**REQUIRED WORK**
The entries below should be transcribed in their entirety, exactly as written.

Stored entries

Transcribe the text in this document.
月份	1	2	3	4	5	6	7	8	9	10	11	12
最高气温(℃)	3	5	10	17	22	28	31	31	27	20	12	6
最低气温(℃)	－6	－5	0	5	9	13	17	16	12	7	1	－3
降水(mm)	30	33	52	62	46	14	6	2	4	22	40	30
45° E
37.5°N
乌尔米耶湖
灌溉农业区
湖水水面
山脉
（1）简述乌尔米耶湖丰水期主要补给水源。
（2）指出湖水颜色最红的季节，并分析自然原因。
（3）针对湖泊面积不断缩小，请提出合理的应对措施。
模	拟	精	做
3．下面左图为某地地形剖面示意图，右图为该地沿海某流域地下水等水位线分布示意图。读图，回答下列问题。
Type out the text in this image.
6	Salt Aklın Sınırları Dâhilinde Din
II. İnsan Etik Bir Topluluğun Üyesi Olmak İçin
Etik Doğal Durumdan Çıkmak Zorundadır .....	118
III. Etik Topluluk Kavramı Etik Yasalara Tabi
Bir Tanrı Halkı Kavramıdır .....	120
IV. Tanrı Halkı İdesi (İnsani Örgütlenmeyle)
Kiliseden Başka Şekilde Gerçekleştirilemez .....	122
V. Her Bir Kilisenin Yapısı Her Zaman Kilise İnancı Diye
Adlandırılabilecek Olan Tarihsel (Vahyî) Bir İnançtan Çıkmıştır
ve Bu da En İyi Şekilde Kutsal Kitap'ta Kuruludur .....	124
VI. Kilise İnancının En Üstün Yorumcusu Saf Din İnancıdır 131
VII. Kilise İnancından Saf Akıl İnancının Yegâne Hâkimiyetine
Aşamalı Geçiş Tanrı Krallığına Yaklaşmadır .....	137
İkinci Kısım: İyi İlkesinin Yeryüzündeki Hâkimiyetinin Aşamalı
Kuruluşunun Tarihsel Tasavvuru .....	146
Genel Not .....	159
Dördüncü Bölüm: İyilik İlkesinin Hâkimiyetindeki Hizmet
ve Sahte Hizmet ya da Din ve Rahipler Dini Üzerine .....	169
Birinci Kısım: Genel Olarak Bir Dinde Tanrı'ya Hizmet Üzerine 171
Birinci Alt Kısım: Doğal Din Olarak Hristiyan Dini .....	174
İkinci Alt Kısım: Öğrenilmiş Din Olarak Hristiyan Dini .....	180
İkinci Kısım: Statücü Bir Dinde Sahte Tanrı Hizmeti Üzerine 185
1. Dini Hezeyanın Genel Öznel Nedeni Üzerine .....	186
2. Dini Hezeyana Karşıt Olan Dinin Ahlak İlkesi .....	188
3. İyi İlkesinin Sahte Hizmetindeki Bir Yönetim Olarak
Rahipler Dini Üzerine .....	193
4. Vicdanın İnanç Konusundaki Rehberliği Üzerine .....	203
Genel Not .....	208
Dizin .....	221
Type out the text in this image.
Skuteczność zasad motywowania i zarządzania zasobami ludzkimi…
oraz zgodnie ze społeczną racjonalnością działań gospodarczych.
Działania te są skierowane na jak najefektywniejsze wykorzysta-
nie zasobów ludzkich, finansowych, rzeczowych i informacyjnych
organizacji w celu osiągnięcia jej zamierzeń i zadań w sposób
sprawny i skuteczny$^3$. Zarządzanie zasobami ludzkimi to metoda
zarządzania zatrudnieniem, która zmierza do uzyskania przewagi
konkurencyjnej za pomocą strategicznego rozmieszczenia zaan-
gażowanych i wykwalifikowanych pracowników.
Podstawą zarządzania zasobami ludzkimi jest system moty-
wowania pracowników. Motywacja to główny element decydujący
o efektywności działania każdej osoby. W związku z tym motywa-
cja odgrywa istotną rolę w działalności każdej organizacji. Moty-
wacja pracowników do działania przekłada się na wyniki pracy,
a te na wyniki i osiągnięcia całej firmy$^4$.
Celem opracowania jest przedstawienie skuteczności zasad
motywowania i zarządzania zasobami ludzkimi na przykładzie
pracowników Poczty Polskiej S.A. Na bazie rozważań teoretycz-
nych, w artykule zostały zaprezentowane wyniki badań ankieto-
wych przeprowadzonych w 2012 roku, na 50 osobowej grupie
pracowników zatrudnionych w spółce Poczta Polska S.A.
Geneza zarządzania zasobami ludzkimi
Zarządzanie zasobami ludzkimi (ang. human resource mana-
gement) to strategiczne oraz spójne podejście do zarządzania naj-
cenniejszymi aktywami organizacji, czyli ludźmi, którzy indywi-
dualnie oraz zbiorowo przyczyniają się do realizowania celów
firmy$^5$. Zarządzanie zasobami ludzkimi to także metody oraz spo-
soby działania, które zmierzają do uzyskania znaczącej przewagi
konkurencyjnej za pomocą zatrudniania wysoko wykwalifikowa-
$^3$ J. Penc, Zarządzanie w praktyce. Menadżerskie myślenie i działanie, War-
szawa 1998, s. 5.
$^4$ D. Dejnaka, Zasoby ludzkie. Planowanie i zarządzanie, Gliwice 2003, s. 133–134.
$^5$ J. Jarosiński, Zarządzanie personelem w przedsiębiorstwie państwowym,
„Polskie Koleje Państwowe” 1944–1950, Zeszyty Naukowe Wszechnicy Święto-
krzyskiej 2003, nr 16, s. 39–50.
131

**TASK RESPONSE**
Transcribe the text in this document.
月份	1	2	3	4	5	6	7	8	9	10	11	12
最高气温(℃)	3	5	10	17	22	28	31	31	27	20	12	6
最低气温(℃)	－6	－5	0	5	9	13	17	16	12	7	1	－3
降水(mm)	30	33	52	62	46	14	6	2	4	22	40	30
45° E
37.5°N
乌尔米耶湖
灌溉农业区
湖水水面
山脉
（1）简述乌尔米耶湖丰水期主要补给水源。
（2）指出湖水颜色最红的季节，并分析自然原因。
（3）针对湖泊面积不断缩小，请提出合理的应对措施。
模	拟	精	做
3．下面左图为某地地形剖面示意图，右图为该地沿海某流域地下水等水位线分布示意图。读图，回答下列问题。
Type out the text in this image.
6	Salt Aklın Sınırları Dâhilinde Din
II. İnsan Etik Bir Topluluğun Üyesi Olmak İçin
Etik Doğal Durumdan Çıkmak Zorundadır .....	118
III. Etik Topluluk Kavramı Etik Yasalara Tabi
Bir Tanrı Halkı Kavramıdır .....	120
IV. Tanrı Halkı İdesi (İnsani Örgütlenmeyle)
Kiliseden Başka Şekilde Gerçekleştirilemez .....	122
V. Her Bir Kilisenin Yapısı Her Zaman Kilise İnancı Diye
Adlandırılabilecek Olan Tarihsel (Vahyî) Bir İnançtan Çıkmıştır
ve Bu da En İyi Şekilde Kutsal Kitap'ta Kuruludur .....	124
VI. Kilise İnancının En Üstün Yorumcusu Saf Din İnancıdır 131
VII. Kilise İnancından Saf Akıl İnancının Yegâne Hâkimiyetine
Aşamalı Geçiş Tanrı Krallığına Yaklaşmadır .....	137
İkinci Kısım: İyi İlkesinin Yeryüzündeki Hâkimiyetinin Aşamalı
Kuruluşunun Tarihsel Tasavvuru .....	146
Genel Not .....	159
Dördüncü Bölüm: İyilik İlkesinin Hâkimiyetindeki Hizmet
ve Sahte Hizmet ya da Din ve Rahipler Dini Üzerine .....	169
Birinci Kısım: Genel Olarak Bir Dinde Tanrı'ya Hizmet Üzerine 171
Birinci Alt Kısım: Doğal Din Olarak Hristiyan Dini .....	174
İkinci Alt Kısım: Öğrenilmiş Din Olarak Hristiyan Dini .....	180
İkinci Kısım: Statücü Bir Dinde Sahte Tanrı Hizmeti Üzerine 185
1. Dini Hezeyanın Genel Öznel Nedeni Üzerine .....	186
2. Dini Hezeyana Karşıt Olan Dinin Ahlak İlkesi .....	188
3. İyi İlkesinin Sahte Hizmetindeki Bir Yönetim Olarak
Rahipler Dini Üzerine .....	193
4. Vicdanın İnanç Konusundaki Rehberliği Üzerine .....	203
Genel Not .....	208
Dizin .....	221
Type out the text in this image.
Skuteczność zasad motywowania i zarządzania zasobami ludzkimi…
oraz zgodnie ze społeczną racjonalnością działań gospodarczych.
Działania te są skierowane na jak najefektywniejsze wykorzysta-
nie zasobów ludzkich, finansowych, rzeczowych i informacyjnych
organizacji w celu osiągnięcia jej zamierzeń i zadań w sposób
sprawny i skuteczny$^3$. Zarządzanie zasobami ludzkimi to metoda
zarządzania zatrudnieniem, która zmierza do uzyskania przewagi
konkurencyjnej za pomocą strategicznego rozmieszczenia zaan-
gażowanych i wykwalifikowanych pracowników.
Podstawą zarządzania zasobami ludzkimi jest system moty-
wowania pracowników. Motywacja to główny element decydujący
o efektywności działania każdej osoby. W związku z tym motywa-
cja odgrywa istotną rolę w działalności każdej organizacji. Moty-
wacja pracowników do działania przekłada się na wyniki pracy,
a te na wyniki i osiągnięcia całej firmy$^4$.
Celem opracowania jest przedstawienie skuteczności zasad
motywowania i zarządzania zasobami ludzkimi na przykładzie
pracowników Poczty Polskiej S.A. Na bazie rozważań teoretycz-
nych, w artykule zostały zaprezentowane wyniki badań ankieto-
wych przeprowadzonych w 2012 roku, na 50 osobowej grupie
pracowników zatrudnionych w spółce Poczta Polska S.A.
Geneza zarządzania zasobami ludzkimi
Zarządzanie zasobami ludzkimi (ang. human resource mana-
gement) to strategiczne oraz spójne podejście do zarządzania naj-
cenniejszymi aktywami organizacji, czyli ludźmi, którzy indywi-
dualnie oraz zbiorowo przyczyniają się do realizowania celów
firmy$^5$. Zarządzanie zasobami ludzkimi to także metody oraz spo-
soby działania, które zmierzają do uzyskania znaczącej przewagi
konkurencyjnej za pomocą zatrudniania wysoko wykwalifikowa-
$^3$ J. Penc, Zarządzanie w praktyce. Menadżerskie myślenie i działanie, War-
szawa 1998, s. 5.
$^4$ D. Dejnaka, Zasoby ludzkie. Planowanie i zarządzanie, Gliwice 2003, s. 133–134.
$^5$ J. Jarosiński, Zarządzanie personelem w przedsiębiorstwie państwowym,
„Polskie Koleje Państwowe” 1944–1950, Zeszyty Naukowe Wszechnicy Święto-
krzyskiej 2003, nr 16, s. 39–50.
131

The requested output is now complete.